■ **Quoted passage**
⁂
Tommie James Campbell (born September 19, 1987) is an American former professional gridiron football cornerback. He was drafted by the Tennessee Titans in the seventh round of the 2011 NFL Draft.

High school career
While attending Aliquippa High School, Campbell was a multi-sport star in football, basketball and track.  He was the Pennsylvania state high school sprint champion in 2005.

College career
He went on to play college football at Pitt (2005–2006), Edinboro University (2007), and California (PA) (2010).  Academic problems ended his playing career at Pitt and Edinboro, and he was working as a janitor at Pittsburgh International Airport from 2008 to 2009.  Campbell was afforded a third chance to play college football by the California University of Pennsylvania.  Campbell made good on the third opportunity.  He appeared in all 12 games for California (Pa.).  California coach John Luckhardt said that Campbell's life experiences had helped him mature and quipped, "One of the things he said was that cleaning toilets at 12 o'clock at night really got his attention."  Campbell, in turn, has expressed his gratitude to Coach Luckhardt for giving him another chance: "Cal gave me another shot at pursuing my dream, which is to be a success in the NFL."  Based on his comeback performance in 2010, Campbell was one of only eight Division II players to participate in the 2011 Eastham Energy All-Star Game in Arizona.  He also participated in the Cactus Bowl (Division II All Star Game) in Texas.  Campbell ran a 4.31 40-yard dash at the Cactus Bowl, ranking third among the 300-plus prospects at the event.
⁂
■ **Complete the following**
1 - Set down the Tommie Campbell profile word for word, starting with "High school career" and going on through "champion in 2005.".
2 - According to the Tommie Campbell profile, where did Campbell work as a janitor?
3 - Please extend the Tommie Campbell profile, picking up after its last sentence.
⁂
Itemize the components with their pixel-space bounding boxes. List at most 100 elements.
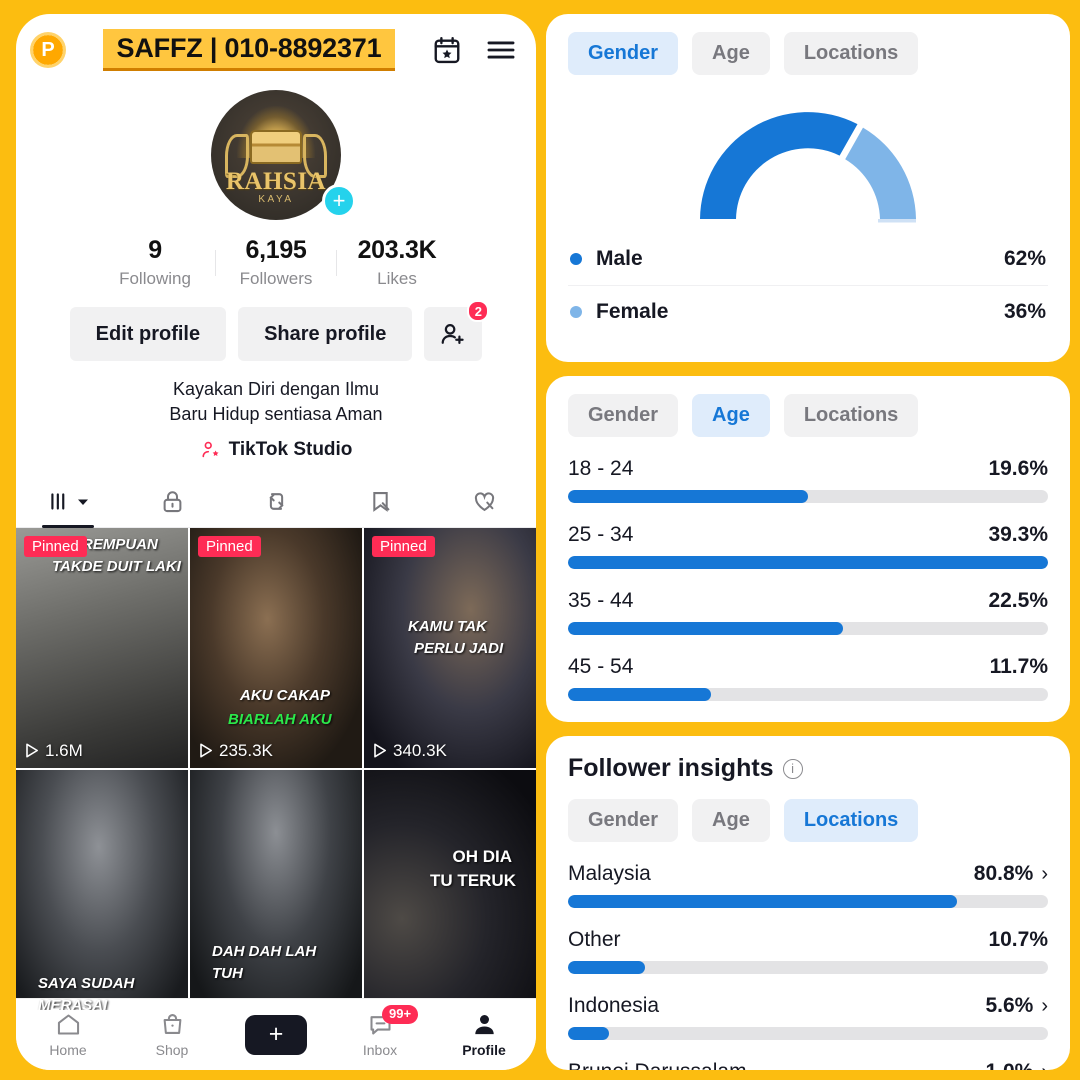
video-cell[interactable]: Pinned REMPUAN TAKDE DUIT LAKI 1.6M [16,527,188,768]
tab-locations[interactable]: Locations [783,32,919,75]
followers-label: Followers [239,269,313,288]
tab-private[interactable] [120,477,224,527]
video-caption-line-1: AKU CAKAP [240,686,330,704]
location-value: 5.6% [985,994,1034,1017]
chevron-right-icon[interactable]: › [1041,863,1048,886]
video-thumbnail [16,769,188,1010]
location-value: 10.7% [988,928,1048,951]
age-bar-track [568,490,1048,503]
add-friends-button[interactable]: 2 [424,300,490,361]
age-bar-item: 18 - 24 19.6% [568,457,1048,503]
tab-gender[interactable]: Gender [568,799,679,842]
nav-home-label: Home [49,1042,87,1058]
tab-gender[interactable]: Gender [568,32,679,75]
treasure-chest-icon [250,130,302,164]
analytics-column: Gender Age Locations Male 62% Female 36%… [546,14,1070,1070]
video-cell[interactable]: Pinned KAMU TAK PERLU JADI 340.3K [364,527,536,768]
nav-profile[interactable]: Profile [432,1011,536,1058]
donut-slice-female [845,127,916,219]
tab-favorites[interactable] [328,477,432,527]
following-count: 9 [148,236,162,264]
avatar-add-icon[interactable]: + [322,184,356,218]
tab-age[interactable]: Age [692,394,770,437]
calendar-star-icon[interactable] [432,35,462,65]
video-caption-line-2: MERASAI [38,996,108,1010]
location-bar-item[interactable]: Brunei Darussalam 1.0% › [568,1060,1048,1070]
nav-shop[interactable]: Shop [120,1011,224,1058]
legend-label-female: Female [596,300,669,323]
repost-icon [268,493,284,510]
age-label: 45 - 54 [568,655,634,678]
add-friends-badge: 2 [467,300,490,322]
profile-stats: 9 Following 6,195 Followers 203.3K Likes [16,236,536,289]
stat-followers[interactable]: 6,195 Followers [216,236,336,289]
video-views: 340.3K [373,741,447,761]
age-bar-track [568,688,1048,701]
nav-create[interactable]: + [224,1014,328,1055]
location-label: Other [568,928,621,951]
stat-likes[interactable]: 203.3K Likes [337,236,457,289]
pinned-badge: Pinned [24,535,87,557]
age-value: 19.6% [988,457,1048,480]
bookmark-off-icon [372,492,389,513]
home-icon [57,1014,79,1035]
age-bar-item-clipped: 55+ 6.9% [568,719,1048,722]
video-cell[interactable]: Pinned AKU CAKAP BIARLAH AKU 235.3K [190,527,362,768]
chevron-down-icon [78,499,88,505]
tiktok-profile-panel: P SAFFZ | 010-8892371 RAHSIA KAYA + 9 Fo… [16,14,536,1070]
tab-locations[interactable]: Locations [783,799,919,842]
video-caption-line-2: TUH [212,964,243,982]
chevron-right-icon[interactable]: › [1041,1061,1048,1071]
profile-bio: Kayakan Diri dengan Ilmu Baru Hidup sent… [16,377,536,427]
legend-dot-female [570,306,582,318]
tab-locations[interactable]: Locations [783,394,919,437]
video-cell[interactable]: SAYA SUDAH MERASAI [16,769,188,1010]
location-bar-item[interactable]: Malaysia 80.8% › [568,862,1048,908]
tiktok-studio-link[interactable]: TikTok Studio [16,439,536,461]
edit-profile-button[interactable]: Edit profile [69,307,227,361]
video-caption-line-1: SAYA SUDAH [38,974,135,992]
tab-liked[interactable] [432,477,536,527]
video-cell[interactable]: OH DIA TU TERUK [364,769,536,1010]
nav-inbox-label: Inbox [362,1042,398,1058]
video-caption-line-1: DAH DAH LAH [212,942,317,960]
bio-line-1: Kayakan Diri dengan Ilmu [172,379,380,399]
legend-row-female: Female 36% [568,285,1048,338]
location-bar-item[interactable]: Indonesia 5.6% › [568,994,1048,1040]
hamburger-menu-icon[interactable] [484,33,518,67]
pinned-badge: Pinned [372,535,435,557]
follower-insights-title: Follower insights i [568,754,1048,783]
chevron-right-icon[interactable]: › [1041,995,1048,1018]
tab-age[interactable]: Age [692,799,770,842]
info-icon[interactable]: i [782,758,803,779]
views-count: 340.3K [393,740,447,760]
legend-value-female: 36% [1003,300,1046,323]
tab-grid[interactable] [16,477,120,527]
gender-semicircle-donut [700,112,916,223]
nav-inbox[interactable]: 99+ Inbox [328,1005,432,1058]
username-title: SAFFZ | 010-8892371 [102,29,396,71]
share-profile-button[interactable]: Share profile [238,307,413,361]
legend-dot-male [570,253,582,265]
profile-topbar: P SAFFZ | 010-8892371 [16,14,536,86]
age-label: 25 - 34 [568,523,634,546]
tab-reposts[interactable] [224,477,328,527]
gender-donut-chart [568,75,1048,233]
video-cell[interactable]: DAH DAH LAH TUH [190,769,362,1010]
nav-home[interactable]: Home [16,1011,120,1058]
tab-gender[interactable]: Gender [568,394,679,437]
create-plus-icon[interactable]: + [240,1014,312,1055]
play-icon [200,743,212,758]
tab-age[interactable]: Age [692,32,770,75]
video-caption-line-2: TAKDE DUIT LAKI [52,557,181,575]
pinned-badge: Pinned [198,535,261,557]
age-value: 6.9% [1000,719,1048,722]
age-bar-item: 45 - 54 11.7% [568,655,1048,701]
location-label: Malaysia [568,862,651,885]
location-label: Brunei Darussalam [568,1060,747,1070]
location-bar-track [568,895,1048,908]
age-label: 35 - 44 [568,589,634,612]
age-label: 55+ [568,719,604,722]
stat-following[interactable]: 9 Following [95,236,215,289]
age-bar-fill [568,556,1048,569]
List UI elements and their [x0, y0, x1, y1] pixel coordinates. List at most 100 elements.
⁂
■ **Answers for the tasks**
1 -
High school career
While attending Aliquippa High School, Campbell was a multi-sport star in football, basketball and track.  He was the Pennsylvania state high school sprint champion in 2005.

2 - At Pittsburgh International Airport, from 2008 to 2009.

3 -
Professional career

Tennessee Titans
He was selected by the Tennessee Titans in the seventh round of the 2011 NFL Draft. In a 2012-week 3 matchup against the [Tampa Bay Bucs], in the first quarter, Darius Reynaud caught a punt and threw a Lateral pass to Campbell, who returned the football 65 yards for a touchdown similar to the Music City Miracle. The Titans would win 44–41 in Overtime. On August 29, 2014, he was released.

Jacksonville Jaguars
Campbell signed with the Jacksonville Jaguars after a season-ending injury to cornerback Alan Ball. He was waived on August 29, 2015.

Calgary Stampeders
Campbell started all 18 games and had 71 defensive tackles including a tackle for a loss, 1 special-teams tackle, 3 interceptions and 9 knockdowns, one of his interceptions being a game winning one in an overtime victory against the BC Lions in week 3. He also added four punt returns for 21 yards. He was named a West Division all-star. On January 24, 2017, Campbell turned himself into police custody after being charged with multiple drug related charges. Police believed he was selling drugs out of his residence in Aliquippa, Pennsylvania during the CFL off-season. However, the charges were subsequently dropped and his record cleared. Campbell returned to the Stamps for the team's 2017 training camp.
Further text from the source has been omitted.